• TASK INSTRUCTIONS:
Extract the full set of records that follows, word for word.

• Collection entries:
....

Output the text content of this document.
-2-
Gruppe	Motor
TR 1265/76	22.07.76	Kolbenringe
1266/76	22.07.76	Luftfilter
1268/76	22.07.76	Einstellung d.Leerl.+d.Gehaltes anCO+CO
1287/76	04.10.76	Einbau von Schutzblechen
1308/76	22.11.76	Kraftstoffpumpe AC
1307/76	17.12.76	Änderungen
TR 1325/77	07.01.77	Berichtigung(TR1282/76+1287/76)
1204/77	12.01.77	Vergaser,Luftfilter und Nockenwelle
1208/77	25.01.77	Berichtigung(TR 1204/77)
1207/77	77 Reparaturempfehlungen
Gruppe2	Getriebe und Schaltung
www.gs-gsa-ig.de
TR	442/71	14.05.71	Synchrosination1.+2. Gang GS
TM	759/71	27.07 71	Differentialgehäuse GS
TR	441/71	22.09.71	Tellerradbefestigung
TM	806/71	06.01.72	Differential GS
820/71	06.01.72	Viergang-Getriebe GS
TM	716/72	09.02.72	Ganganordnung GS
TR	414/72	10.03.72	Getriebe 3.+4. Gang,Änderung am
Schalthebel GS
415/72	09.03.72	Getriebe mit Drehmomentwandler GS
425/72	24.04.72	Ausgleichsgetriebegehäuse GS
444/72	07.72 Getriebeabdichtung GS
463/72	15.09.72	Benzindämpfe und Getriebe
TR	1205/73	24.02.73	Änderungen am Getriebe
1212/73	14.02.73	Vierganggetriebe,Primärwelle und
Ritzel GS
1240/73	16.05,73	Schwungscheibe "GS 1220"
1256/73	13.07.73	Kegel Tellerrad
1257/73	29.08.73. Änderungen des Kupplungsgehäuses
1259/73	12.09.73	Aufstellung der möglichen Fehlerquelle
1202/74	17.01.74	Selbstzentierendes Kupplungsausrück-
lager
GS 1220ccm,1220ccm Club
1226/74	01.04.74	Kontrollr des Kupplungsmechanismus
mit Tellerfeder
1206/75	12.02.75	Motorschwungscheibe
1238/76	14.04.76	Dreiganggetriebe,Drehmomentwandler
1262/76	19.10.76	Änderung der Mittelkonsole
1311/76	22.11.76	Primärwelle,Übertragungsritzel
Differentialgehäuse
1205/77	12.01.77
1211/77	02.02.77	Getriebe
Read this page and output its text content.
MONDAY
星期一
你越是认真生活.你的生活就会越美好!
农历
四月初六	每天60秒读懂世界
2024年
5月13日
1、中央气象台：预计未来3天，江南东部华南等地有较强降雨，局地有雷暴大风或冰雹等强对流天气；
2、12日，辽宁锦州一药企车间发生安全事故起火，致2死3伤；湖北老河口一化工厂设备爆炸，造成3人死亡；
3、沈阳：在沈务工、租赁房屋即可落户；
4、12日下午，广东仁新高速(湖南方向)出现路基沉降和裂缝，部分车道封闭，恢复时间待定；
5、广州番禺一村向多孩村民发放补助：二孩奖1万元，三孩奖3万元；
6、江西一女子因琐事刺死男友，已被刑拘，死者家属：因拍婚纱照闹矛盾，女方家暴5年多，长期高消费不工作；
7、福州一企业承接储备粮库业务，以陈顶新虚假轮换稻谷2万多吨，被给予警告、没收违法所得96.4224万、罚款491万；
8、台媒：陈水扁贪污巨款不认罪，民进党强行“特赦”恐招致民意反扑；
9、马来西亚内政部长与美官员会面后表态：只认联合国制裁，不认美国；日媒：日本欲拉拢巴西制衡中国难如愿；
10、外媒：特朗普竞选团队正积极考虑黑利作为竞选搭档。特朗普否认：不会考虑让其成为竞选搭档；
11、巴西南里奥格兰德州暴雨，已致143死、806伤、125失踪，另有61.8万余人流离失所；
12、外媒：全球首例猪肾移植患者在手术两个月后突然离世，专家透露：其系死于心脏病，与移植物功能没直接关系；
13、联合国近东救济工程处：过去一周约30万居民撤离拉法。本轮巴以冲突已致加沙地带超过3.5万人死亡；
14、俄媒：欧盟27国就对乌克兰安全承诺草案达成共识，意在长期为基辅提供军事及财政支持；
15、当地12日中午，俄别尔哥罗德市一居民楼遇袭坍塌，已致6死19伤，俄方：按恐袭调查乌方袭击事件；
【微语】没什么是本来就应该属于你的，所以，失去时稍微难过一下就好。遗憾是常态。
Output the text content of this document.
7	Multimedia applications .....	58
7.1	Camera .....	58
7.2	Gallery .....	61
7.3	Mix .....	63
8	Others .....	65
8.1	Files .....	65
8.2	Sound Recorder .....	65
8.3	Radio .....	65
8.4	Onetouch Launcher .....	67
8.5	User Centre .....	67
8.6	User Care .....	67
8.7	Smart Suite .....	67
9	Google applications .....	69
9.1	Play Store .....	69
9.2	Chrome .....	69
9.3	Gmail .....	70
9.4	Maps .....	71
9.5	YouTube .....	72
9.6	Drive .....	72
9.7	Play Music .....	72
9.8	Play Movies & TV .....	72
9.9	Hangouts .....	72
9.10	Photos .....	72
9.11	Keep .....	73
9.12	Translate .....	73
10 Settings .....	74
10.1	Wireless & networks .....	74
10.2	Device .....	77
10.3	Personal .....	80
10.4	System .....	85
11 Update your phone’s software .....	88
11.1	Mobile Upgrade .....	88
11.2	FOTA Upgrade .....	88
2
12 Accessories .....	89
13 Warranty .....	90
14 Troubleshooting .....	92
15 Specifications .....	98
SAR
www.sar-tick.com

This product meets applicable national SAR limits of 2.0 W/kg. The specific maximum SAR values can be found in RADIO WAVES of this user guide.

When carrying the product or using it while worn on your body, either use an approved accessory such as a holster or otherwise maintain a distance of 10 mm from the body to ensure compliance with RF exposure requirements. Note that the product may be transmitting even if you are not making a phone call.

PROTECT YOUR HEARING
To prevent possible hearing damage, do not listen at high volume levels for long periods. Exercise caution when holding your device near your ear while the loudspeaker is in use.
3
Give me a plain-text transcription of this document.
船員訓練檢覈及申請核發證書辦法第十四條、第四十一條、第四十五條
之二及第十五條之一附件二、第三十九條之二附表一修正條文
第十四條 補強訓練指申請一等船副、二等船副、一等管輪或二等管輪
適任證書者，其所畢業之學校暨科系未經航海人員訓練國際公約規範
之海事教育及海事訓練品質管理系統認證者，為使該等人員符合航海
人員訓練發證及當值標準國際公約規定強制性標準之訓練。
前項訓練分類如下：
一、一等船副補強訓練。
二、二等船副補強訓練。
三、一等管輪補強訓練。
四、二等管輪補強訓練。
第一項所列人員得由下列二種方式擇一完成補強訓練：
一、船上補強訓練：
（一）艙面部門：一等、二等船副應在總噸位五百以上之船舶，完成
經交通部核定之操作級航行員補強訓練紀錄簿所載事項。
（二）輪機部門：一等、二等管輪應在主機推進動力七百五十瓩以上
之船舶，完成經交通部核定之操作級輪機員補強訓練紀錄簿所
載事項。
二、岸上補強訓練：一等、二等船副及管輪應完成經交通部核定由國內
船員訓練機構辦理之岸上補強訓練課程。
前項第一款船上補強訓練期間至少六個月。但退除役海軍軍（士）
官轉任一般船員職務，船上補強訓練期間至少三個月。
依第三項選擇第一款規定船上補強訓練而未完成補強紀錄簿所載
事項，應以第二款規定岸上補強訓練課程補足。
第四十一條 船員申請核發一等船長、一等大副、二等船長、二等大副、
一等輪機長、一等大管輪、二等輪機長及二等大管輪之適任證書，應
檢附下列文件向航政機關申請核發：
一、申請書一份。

....

• EXPECTED ANSWER:
Output the text content of this document.
-2-
Gruppe	Motor
TR 1265/76	22.07.76	Kolbenringe
1266/76	22.07.76	Luftfilter
1268/76	22.07.76	Einstellung d.Leerl.+d.Gehaltes anCO+CO
1287/76	04.10.76	Einbau von Schutzblechen
1308/76	22.11.76	Kraftstoffpumpe AC
1307/76	17.12.76	Änderungen
TR 1325/77	07.01.77	Berichtigung(TR1282/76+1287/76)
1204/77	12.01.77	Vergaser,Luftfilter und Nockenwelle
1208/77	25.01.77	Berichtigung(TR 1204/77)
1207/77	77 Reparaturempfehlungen
Gruppe2	Getriebe und Schaltung
www.gs-gsa-ig.de
TR	442/71	14.05.71	Synchrosination1.+2. Gang GS
TM	759/71	27.07 71	Differentialgehäuse GS
TR	441/71	22.09.71	Tellerradbefestigung
TM	806/71	06.01.72	Differential GS
820/71	06.01.72	Viergang-Getriebe GS
TM	716/72	09.02.72	Ganganordnung GS
TR	414/72	10.03.72	Getriebe 3.+4. Gang,Änderung am
Schalthebel GS
415/72	09.03.72	Getriebe mit Drehmomentwandler GS
425/72	24.04.72	Ausgleichsgetriebegehäuse GS
444/72	07.72 Getriebeabdichtung GS
463/72	15.09.72	Benzindämpfe und Getriebe
TR	1205/73	24.02.73	Änderungen am Getriebe
1212/73	14.02.73	Vierganggetriebe,Primärwelle und
Ritzel GS
1240/73	16.05,73	Schwungscheibe "GS 1220"
1256/73	13.07.73	Kegel Tellerrad
1257/73	29.08.73. Änderungen des Kupplungsgehäuses
1259/73	12.09.73	Aufstellung der möglichen Fehlerquelle
1202/74	17.01.74	Selbstzentierendes Kupplungsausrück-
lager
GS 1220ccm,1220ccm Club
1226/74	01.04.74	Kontrollr des Kupplungsmechanismus
mit Tellerfeder
1206/75	12.02.75	Motorschwungscheibe
1238/76	14.04.76	Dreiganggetriebe,Drehmomentwandler
1262/76	19.10.76	Änderung der Mittelkonsole
1311/76	22.11.76	Primärwelle,Übertragungsritzel
Differentialgehäuse
1205/77	12.01.77
1211/77	02.02.77	Getriebe
Read this page and output its text content.
MONDAY
星期一
你越是认真生活.你的生活就会越美好!
农历
四月初六	每天60秒读懂世界
2024年
5月13日
1、中央气象台：预计未来3天，江南东部华南等地有较强降雨，局地有雷暴大风或冰雹等强对流天气；
2、12日，辽宁锦州一药企车间发生安全事故起火，致2死3伤；湖北老河口一化工厂设备爆炸，造成3人死亡；
3、沈阳：在沈务工、租赁房屋即可落户；
4、12日下午，广东仁新高速(湖南方向)出现路基沉降和裂缝，部分车道封闭，恢复时间待定；
5、广州番禺一村向多孩村民发放补助：二孩奖1万元，三孩奖3万元；
6、江西一女子因琐事刺死男友，已被刑拘，死者家属：因拍婚纱照闹矛盾，女方家暴5年多，长期高消费不工作；
7、福州一企业承接储备粮库业务，以陈顶新虚假轮换稻谷2万多吨，被给予警告、没收违法所得96.4224万、罚款491万；
8、台媒：陈水扁贪污巨款不认罪，民进党强行“特赦”恐招致民意反扑；
9、马来西亚内政部长与美官员会面后表态：只认联合国制裁，不认美国；日媒：日本欲拉拢巴西制衡中国难如愿；
10、外媒：特朗普竞选团队正积极考虑黑利作为竞选搭档。特朗普否认：不会考虑让其成为竞选搭档；
11、巴西南里奥格兰德州暴雨，已致143死、806伤、125失踪，另有61.8万余人流离失所；
12、外媒：全球首例猪肾移植患者在手术两个月后突然离世，专家透露：其系死于心脏病，与移植物功能没直接关系；
13、联合国近东救济工程处：过去一周约30万居民撤离拉法。本轮巴以冲突已致加沙地带超过3.5万人死亡；
14、俄媒：欧盟27国就对乌克兰安全承诺草案达成共识，意在长期为基辅提供军事及财政支持；
15、当地12日中午，俄别尔哥罗德市一居民楼遇袭坍塌，已致6死19伤，俄方：按恐袭调查乌方袭击事件；
【微语】没什么是本来就应该属于你的，所以，失去时稍微难过一下就好。遗憾是常态。
Output the text content of this document.
7	Multimedia applications .....	58
7.1	Camera .....	58
7.2	Gallery .....	61
7.3	Mix .....	63
8	Others .....	65
8.1	Files .....	65
8.2	Sound Recorder .....	65
8.3	Radio .....	65
8.4	Onetouch Launcher .....	67
8.5	User Centre .....	67
8.6	User Care .....	67
8.7	Smart Suite .....	67
9	Google applications .....	69
9.1	Play Store .....	69
9.2	Chrome .....	69
9.3	Gmail .....	70
9.4	Maps .....	71
9.5	YouTube .....	72
9.6	Drive .....	72
9.7	Play Music .....	72
9.8	Play Movies & TV .....	72
9.9	Hangouts .....	72
9.10	Photos .....	72
9.11	Keep .....	73
9.12	Translate .....	73
10 Settings .....	74
10.1	Wireless & networks .....	74
10.2	Device .....	77
10.3	Personal .....	80
10.4	System .....	85
11 Update your phone’s software .....	88
11.1	Mobile Upgrade .....	88
11.2	FOTA Upgrade .....	88
2
12 Accessories .....	89
13 Warranty .....	90
14 Troubleshooting .....	92
15 Specifications .....	98
SAR
www.sar-tick.com

This product meets applicable national SAR limits of 2.0 W/kg. The specific maximum SAR values can be found in RADIO WAVES of this user guide.

When carrying the product or using it while worn on your body, either use an approved accessory such as a holster or otherwise maintain a distance of 10 mm from the body to ensure compliance with RF exposure requirements. Note that the product may be transmitting even if you are not making a phone call.

PROTECT YOUR HEARING
To prevent possible hearing damage, do not listen at high volume levels for long periods. Exercise caution when holding your device near your ear while the loudspeaker is in use.
3
Give me a plain-text transcription of this document.
船員訓練檢覈及申請核發證書辦法第十四條、第四十一條、第四十五條
之二及第十五條之一附件二、第三十九條之二附表一修正條文
第十四條 補強訓練指申請一等船副、二等船副、一等管輪或二等管輪
適任證書者，其所畢業之學校暨科系未經航海人員訓練國際公約規範
之海事教育及海事訓練品質管理系統認證者，為使該等人員符合航海
人員訓練發證及當值標準國際公約規定強制性標準之訓練。
前項訓練分類如下：
一、一等船副補強訓練。
二、二等船副補強訓練。
三、一等管輪補強訓練。
四、二等管輪補強訓練。
第一項所列人員得由下列二種方式擇一完成補強訓練：
一、船上補強訓練：
（一）艙面部門：一等、二等船副應在總噸位五百以上之船舶，完成
經交通部核定之操作級航行員補強訓練紀錄簿所載事項。
（二）輪機部門：一等、二等管輪應在主機推進動力七百五十瓩以上
之船舶，完成經交通部核定之操作級輪機員補強訓練紀錄簿所
載事項。
二、岸上補強訓練：一等、二等船副及管輪應完成經交通部核定由國內
船員訓練機構辦理之岸上補強訓練課程。
前項第一款船上補強訓練期間至少六個月。但退除役海軍軍（士）
官轉任一般船員職務，船上補強訓練期間至少三個月。
依第三項選擇第一款規定船上補強訓練而未完成補強紀錄簿所載
事項，應以第二款規定岸上補強訓練課程補足。
第四十一條 船員申請核發一等船長、一等大副、二等船長、二等大副、
一等輪機長、一等大管輪、二等輪機長及二等大管輪之適任證書，應
檢附下列文件向航政機關申請核發：
一、申請書一份。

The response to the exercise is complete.